** Problem **
Identify all lines of the data containing the string "from" and copy them.
----
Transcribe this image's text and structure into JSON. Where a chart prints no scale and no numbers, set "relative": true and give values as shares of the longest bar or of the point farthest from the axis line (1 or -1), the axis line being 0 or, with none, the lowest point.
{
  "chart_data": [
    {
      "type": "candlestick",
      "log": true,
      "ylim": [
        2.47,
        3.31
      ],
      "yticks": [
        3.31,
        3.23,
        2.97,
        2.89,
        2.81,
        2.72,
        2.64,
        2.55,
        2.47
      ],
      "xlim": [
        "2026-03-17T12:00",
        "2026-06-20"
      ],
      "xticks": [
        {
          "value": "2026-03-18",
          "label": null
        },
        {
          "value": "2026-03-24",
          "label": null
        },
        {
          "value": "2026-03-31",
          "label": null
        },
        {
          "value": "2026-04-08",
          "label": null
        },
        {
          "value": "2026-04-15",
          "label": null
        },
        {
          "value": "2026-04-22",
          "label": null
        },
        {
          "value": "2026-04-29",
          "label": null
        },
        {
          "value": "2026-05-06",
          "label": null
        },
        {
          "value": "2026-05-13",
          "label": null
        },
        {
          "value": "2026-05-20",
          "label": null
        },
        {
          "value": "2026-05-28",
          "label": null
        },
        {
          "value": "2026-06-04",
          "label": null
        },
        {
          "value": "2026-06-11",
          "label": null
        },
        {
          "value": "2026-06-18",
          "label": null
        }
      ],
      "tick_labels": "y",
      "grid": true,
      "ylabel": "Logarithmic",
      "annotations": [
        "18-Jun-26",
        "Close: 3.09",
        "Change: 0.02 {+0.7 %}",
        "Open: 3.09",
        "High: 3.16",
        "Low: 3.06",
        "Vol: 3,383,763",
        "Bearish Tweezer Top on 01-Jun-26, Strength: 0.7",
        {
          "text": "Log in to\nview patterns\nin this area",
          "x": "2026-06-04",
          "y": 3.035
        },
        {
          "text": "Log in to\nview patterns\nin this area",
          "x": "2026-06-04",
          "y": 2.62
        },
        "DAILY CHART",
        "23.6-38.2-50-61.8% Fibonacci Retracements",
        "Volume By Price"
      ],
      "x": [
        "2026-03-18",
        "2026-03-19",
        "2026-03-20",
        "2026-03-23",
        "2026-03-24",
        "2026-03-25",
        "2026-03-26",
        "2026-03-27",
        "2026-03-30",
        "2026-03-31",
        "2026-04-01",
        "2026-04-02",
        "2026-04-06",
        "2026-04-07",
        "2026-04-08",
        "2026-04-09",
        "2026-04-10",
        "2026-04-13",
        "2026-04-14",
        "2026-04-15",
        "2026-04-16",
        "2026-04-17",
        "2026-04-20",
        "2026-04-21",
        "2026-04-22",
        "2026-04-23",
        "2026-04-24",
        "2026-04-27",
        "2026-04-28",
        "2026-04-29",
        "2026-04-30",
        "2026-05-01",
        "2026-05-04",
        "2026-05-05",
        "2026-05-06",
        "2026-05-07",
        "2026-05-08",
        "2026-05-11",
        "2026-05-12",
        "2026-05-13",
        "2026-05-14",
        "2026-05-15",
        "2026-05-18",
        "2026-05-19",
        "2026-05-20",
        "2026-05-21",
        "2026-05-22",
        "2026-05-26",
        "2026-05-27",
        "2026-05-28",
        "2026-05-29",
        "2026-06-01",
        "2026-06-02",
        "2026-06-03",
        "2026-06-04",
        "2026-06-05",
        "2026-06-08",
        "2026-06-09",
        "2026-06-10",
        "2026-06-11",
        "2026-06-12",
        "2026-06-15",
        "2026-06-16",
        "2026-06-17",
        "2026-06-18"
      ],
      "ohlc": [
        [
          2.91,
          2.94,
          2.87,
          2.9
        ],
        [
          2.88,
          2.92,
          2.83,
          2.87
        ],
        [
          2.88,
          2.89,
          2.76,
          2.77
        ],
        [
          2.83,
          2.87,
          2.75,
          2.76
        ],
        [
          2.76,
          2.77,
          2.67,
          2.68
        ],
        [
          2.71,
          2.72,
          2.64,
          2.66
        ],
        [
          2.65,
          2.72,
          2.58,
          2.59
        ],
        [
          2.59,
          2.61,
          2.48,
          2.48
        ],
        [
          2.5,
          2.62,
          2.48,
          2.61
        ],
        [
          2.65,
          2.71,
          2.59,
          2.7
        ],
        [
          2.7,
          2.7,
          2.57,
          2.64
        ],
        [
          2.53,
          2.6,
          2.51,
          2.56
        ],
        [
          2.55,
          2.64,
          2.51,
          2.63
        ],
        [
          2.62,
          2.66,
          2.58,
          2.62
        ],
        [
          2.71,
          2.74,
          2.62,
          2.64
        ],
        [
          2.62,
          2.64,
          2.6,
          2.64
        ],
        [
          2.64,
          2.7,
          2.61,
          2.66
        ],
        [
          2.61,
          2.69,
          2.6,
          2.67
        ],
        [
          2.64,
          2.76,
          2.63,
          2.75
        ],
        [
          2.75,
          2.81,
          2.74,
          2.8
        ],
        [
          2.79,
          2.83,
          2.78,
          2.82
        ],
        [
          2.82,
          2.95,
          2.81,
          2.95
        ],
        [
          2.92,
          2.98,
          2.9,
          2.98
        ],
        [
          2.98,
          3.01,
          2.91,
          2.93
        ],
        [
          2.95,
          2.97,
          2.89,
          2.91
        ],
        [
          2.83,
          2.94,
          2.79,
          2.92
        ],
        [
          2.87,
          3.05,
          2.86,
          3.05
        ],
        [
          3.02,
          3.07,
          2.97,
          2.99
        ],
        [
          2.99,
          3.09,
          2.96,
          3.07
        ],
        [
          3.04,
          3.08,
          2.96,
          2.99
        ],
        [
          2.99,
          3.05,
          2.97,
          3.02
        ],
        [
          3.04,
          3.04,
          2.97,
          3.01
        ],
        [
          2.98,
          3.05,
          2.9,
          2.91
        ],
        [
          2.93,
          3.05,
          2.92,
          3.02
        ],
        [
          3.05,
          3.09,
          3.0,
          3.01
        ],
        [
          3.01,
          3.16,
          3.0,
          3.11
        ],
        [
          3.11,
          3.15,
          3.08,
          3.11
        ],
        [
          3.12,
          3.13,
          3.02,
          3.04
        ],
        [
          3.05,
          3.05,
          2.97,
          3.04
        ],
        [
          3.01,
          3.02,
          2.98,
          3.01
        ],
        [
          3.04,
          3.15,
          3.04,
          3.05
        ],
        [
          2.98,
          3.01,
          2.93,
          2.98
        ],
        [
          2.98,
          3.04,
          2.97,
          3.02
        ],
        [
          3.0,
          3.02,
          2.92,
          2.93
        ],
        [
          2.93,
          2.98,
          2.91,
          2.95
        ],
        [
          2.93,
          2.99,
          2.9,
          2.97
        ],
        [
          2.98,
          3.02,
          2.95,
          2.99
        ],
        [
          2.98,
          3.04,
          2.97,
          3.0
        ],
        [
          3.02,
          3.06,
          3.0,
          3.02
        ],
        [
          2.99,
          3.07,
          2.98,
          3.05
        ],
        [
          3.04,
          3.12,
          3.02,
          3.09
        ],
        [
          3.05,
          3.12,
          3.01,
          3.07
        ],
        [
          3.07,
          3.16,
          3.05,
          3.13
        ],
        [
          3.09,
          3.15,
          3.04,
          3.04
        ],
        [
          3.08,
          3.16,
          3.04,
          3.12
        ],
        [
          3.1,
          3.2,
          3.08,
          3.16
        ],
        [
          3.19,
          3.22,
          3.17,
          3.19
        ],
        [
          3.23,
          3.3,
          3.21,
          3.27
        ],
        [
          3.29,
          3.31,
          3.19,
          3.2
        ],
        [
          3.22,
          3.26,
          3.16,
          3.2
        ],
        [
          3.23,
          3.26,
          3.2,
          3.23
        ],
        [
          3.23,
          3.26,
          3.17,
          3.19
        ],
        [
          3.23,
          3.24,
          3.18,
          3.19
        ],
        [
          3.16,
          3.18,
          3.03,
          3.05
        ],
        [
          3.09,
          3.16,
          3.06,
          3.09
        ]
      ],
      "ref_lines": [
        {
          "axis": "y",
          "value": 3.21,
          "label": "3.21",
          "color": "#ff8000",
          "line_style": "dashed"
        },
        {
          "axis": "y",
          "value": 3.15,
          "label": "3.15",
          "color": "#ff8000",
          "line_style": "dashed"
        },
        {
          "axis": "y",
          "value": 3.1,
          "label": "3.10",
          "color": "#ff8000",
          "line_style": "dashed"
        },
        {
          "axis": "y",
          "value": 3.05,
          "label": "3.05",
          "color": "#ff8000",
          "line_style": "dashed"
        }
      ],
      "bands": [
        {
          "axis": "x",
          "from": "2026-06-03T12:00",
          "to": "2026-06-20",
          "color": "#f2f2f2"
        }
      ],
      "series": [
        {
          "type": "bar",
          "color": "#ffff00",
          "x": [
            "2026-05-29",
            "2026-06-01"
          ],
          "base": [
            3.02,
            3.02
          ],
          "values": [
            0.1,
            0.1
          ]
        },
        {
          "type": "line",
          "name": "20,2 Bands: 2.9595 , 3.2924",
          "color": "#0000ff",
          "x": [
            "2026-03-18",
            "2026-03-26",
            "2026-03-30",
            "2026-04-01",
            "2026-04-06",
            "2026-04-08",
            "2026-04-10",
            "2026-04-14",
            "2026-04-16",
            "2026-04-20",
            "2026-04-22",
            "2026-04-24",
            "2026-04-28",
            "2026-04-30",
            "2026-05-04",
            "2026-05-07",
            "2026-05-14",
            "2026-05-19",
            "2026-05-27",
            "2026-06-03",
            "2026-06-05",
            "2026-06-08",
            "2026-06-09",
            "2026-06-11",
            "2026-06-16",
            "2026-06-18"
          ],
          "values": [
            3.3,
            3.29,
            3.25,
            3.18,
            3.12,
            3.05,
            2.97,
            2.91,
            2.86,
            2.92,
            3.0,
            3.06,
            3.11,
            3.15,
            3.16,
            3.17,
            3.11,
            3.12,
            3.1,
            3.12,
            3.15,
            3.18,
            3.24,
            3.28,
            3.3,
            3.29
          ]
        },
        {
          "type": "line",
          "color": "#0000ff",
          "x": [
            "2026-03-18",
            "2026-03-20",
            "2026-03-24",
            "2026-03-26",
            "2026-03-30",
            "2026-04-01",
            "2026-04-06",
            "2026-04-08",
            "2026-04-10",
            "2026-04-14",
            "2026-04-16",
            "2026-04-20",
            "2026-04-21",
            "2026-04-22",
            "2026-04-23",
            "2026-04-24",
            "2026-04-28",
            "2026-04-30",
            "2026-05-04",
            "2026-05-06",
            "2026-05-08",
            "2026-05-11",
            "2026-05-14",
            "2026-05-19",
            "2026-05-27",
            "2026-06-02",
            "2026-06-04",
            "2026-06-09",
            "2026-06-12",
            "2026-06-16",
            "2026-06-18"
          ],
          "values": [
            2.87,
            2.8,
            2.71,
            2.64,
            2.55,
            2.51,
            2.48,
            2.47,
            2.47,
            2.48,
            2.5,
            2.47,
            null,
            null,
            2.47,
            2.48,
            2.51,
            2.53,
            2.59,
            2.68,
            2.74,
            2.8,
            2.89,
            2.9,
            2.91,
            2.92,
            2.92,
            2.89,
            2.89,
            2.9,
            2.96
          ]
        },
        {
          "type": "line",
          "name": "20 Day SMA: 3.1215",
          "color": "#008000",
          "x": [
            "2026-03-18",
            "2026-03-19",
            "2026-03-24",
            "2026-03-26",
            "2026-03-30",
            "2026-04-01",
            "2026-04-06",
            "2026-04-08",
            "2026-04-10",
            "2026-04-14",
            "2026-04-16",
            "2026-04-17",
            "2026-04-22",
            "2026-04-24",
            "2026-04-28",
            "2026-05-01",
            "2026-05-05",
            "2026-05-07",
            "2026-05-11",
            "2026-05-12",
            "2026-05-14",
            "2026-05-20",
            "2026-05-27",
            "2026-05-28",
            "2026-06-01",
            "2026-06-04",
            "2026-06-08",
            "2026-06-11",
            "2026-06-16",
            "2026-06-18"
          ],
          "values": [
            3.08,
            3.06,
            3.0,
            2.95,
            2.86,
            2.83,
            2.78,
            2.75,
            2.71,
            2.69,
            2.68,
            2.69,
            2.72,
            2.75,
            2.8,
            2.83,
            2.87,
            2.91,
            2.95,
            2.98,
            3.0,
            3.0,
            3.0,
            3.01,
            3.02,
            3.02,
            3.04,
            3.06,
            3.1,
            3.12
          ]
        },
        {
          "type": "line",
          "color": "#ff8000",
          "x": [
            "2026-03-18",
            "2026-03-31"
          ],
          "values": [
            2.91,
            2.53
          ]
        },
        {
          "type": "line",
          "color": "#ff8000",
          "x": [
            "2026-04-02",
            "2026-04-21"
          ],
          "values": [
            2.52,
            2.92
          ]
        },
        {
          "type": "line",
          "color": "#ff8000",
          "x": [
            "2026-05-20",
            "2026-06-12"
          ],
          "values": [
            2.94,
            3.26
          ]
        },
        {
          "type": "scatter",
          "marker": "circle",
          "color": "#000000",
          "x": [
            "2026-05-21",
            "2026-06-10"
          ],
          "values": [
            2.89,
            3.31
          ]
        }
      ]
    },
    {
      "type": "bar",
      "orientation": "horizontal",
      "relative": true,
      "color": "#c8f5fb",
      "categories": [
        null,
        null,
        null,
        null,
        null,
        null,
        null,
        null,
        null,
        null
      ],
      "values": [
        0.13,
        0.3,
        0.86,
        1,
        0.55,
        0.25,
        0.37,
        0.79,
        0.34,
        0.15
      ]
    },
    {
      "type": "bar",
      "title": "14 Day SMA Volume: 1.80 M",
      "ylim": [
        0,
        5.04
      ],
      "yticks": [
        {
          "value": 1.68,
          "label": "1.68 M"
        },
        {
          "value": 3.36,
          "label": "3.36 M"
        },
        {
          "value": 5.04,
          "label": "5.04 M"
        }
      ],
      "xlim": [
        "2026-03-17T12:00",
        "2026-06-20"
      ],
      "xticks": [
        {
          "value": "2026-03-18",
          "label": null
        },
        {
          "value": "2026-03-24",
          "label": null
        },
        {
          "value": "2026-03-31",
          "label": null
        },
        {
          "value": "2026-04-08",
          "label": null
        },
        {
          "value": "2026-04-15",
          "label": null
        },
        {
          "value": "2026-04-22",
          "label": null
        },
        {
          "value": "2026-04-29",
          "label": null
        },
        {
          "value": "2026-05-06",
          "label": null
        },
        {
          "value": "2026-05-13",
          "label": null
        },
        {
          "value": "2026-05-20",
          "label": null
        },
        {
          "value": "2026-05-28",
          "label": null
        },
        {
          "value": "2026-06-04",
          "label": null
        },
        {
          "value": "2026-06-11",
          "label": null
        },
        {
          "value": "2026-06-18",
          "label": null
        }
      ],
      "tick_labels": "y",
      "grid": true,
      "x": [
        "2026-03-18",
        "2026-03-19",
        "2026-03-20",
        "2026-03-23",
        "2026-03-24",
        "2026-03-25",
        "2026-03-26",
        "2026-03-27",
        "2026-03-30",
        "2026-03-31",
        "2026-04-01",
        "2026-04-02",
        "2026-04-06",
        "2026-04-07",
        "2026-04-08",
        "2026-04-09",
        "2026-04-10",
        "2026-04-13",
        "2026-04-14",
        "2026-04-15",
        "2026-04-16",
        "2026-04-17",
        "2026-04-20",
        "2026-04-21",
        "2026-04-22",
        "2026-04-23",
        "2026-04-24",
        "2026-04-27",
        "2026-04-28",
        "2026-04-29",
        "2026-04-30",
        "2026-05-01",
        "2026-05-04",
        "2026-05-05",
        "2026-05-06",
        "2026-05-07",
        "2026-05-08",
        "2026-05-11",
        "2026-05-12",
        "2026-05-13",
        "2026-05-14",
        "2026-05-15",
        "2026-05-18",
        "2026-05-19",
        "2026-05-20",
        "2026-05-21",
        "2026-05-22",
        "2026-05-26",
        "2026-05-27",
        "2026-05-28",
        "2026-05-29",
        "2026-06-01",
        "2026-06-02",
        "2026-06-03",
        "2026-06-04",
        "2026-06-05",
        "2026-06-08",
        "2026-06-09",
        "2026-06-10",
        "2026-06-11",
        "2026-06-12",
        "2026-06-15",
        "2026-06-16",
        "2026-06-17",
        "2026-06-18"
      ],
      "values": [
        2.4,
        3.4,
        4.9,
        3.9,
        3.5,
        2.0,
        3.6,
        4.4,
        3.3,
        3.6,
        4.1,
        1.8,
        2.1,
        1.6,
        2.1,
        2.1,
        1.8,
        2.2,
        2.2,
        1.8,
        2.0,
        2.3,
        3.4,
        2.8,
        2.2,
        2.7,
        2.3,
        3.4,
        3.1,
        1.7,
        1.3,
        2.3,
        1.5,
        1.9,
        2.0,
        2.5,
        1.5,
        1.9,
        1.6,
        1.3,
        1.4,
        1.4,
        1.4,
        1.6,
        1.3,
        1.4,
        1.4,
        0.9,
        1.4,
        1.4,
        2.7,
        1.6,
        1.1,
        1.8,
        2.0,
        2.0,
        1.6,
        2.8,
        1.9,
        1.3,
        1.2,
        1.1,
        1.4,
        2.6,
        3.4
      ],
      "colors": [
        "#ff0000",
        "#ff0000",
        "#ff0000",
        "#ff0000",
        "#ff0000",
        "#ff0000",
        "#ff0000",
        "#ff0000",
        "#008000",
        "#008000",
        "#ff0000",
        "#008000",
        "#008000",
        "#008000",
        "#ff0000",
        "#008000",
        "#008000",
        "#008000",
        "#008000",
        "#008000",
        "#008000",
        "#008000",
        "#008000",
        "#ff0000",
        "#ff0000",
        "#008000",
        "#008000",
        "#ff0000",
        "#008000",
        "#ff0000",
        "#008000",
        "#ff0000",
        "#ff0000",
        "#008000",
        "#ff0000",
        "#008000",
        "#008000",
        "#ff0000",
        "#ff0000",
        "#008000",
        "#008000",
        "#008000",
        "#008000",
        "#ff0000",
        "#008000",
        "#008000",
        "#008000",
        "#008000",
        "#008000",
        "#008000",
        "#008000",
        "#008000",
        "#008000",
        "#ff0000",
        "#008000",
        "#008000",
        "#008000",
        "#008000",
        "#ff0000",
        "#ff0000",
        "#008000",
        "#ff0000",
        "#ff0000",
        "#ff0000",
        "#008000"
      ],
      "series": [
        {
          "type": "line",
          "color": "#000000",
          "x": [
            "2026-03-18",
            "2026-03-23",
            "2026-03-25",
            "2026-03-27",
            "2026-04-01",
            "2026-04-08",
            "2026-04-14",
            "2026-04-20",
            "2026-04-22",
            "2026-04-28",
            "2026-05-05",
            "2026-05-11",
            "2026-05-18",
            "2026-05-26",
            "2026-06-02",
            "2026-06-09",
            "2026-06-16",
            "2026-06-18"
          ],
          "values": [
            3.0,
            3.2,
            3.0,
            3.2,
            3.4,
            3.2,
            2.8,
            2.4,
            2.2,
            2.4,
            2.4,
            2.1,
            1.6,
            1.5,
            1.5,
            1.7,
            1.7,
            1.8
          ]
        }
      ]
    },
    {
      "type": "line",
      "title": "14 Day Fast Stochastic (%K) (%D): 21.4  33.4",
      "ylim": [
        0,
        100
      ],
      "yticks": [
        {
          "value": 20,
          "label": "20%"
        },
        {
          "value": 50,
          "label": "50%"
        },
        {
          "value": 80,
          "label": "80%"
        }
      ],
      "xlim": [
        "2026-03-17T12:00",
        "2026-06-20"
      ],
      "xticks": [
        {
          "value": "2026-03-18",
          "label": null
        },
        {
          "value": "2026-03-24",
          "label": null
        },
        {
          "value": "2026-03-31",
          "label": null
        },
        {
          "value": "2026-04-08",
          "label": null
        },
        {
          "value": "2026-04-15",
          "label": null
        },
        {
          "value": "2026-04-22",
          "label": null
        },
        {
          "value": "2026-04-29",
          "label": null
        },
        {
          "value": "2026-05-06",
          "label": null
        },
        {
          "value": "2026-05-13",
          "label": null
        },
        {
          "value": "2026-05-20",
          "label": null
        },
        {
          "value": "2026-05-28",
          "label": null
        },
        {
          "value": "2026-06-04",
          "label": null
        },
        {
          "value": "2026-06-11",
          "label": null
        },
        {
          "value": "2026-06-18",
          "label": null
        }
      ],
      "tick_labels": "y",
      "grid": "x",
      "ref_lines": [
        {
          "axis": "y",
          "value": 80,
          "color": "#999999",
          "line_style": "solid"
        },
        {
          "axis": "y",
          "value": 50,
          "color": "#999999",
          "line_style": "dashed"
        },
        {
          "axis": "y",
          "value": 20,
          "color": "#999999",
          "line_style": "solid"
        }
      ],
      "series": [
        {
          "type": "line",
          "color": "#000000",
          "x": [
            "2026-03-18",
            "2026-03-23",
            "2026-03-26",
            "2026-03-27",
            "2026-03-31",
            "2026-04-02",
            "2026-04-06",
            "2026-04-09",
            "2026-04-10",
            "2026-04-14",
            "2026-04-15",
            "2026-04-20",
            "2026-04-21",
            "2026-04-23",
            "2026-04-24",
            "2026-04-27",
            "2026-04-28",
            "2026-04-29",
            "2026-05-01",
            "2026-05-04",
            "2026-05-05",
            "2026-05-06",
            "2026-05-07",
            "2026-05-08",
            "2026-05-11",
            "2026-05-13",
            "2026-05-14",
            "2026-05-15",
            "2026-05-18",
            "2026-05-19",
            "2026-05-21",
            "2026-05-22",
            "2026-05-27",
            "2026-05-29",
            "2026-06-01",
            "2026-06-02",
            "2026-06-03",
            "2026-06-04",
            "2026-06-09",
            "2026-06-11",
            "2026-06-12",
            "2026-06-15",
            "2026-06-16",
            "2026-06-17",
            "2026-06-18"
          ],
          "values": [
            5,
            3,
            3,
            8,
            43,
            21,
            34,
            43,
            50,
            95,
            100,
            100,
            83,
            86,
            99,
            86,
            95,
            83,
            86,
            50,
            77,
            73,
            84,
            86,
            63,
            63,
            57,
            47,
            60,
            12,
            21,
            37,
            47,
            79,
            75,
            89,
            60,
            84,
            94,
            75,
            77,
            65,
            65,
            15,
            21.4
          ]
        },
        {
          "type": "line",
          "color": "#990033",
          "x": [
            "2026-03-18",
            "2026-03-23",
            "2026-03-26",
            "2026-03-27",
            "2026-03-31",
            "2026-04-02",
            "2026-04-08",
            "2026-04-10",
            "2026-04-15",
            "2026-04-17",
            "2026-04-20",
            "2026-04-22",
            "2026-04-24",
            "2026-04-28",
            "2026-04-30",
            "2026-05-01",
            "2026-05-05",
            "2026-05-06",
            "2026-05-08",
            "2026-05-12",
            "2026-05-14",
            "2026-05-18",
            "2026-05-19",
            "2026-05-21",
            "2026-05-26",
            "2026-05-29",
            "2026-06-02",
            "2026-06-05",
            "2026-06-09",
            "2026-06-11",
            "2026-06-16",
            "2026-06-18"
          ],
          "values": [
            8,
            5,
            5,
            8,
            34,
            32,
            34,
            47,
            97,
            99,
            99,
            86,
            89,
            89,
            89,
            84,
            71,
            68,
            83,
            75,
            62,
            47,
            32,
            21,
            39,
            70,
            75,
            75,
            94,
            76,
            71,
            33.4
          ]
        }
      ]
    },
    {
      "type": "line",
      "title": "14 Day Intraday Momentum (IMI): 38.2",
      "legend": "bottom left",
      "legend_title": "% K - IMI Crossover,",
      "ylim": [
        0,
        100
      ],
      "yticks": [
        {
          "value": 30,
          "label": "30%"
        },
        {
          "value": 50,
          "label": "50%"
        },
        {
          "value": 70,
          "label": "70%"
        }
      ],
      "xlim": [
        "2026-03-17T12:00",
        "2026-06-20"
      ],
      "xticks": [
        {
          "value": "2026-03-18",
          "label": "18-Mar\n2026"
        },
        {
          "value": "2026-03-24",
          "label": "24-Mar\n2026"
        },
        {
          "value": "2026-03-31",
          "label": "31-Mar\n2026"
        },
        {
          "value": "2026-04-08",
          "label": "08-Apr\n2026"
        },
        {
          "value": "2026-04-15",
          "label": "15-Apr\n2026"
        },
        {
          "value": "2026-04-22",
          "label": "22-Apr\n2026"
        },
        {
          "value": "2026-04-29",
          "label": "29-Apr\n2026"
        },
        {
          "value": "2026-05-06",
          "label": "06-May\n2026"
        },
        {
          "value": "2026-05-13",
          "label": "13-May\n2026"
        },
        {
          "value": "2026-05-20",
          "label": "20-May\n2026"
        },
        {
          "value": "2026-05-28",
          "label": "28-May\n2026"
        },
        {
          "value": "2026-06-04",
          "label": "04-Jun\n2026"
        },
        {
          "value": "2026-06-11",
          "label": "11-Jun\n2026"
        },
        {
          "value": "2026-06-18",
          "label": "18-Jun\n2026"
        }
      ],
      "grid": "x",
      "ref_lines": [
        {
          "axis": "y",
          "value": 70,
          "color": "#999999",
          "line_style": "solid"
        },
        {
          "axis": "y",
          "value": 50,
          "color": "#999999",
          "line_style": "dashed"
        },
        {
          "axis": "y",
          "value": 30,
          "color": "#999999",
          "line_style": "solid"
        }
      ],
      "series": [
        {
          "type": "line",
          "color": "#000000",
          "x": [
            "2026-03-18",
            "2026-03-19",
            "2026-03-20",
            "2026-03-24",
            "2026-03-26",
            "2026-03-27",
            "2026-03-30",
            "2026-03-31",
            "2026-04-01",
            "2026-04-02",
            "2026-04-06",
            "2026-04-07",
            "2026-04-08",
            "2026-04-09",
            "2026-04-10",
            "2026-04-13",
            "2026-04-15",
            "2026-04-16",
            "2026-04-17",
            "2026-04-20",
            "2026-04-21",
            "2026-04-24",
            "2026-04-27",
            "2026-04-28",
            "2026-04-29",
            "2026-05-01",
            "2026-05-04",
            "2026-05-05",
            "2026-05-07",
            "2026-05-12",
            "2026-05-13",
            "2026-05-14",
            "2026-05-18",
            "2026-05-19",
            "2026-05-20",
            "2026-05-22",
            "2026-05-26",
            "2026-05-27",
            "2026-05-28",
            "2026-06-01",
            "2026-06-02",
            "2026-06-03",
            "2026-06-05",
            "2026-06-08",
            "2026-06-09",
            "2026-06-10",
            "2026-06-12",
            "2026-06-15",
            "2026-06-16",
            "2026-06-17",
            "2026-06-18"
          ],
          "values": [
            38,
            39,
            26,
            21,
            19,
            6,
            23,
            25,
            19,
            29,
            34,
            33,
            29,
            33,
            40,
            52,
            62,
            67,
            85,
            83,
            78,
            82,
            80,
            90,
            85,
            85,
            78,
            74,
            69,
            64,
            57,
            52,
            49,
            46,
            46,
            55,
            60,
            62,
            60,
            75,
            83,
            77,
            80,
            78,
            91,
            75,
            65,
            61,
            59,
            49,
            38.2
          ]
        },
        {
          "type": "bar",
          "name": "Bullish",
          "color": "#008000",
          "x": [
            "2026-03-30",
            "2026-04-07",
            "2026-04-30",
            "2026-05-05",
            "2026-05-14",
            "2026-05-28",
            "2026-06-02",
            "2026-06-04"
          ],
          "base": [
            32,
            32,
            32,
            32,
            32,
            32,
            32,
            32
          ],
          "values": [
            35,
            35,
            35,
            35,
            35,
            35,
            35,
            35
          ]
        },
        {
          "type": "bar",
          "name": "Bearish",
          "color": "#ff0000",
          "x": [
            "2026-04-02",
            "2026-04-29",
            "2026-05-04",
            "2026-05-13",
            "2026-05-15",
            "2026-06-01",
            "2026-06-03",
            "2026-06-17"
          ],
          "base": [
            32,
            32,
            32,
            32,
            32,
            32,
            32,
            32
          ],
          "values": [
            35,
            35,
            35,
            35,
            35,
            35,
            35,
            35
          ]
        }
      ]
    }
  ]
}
----
** Exercise result **
Transcribe this image's text and structure into JSON. Where a chart prints no scale and no numbers, set "relative": true and give values as shares of the longest bar or of the point farthest from the axis line (1 or -1), the axis line being 0 or, with none, the lowest point.
          "from": "2026-06-03T12:00",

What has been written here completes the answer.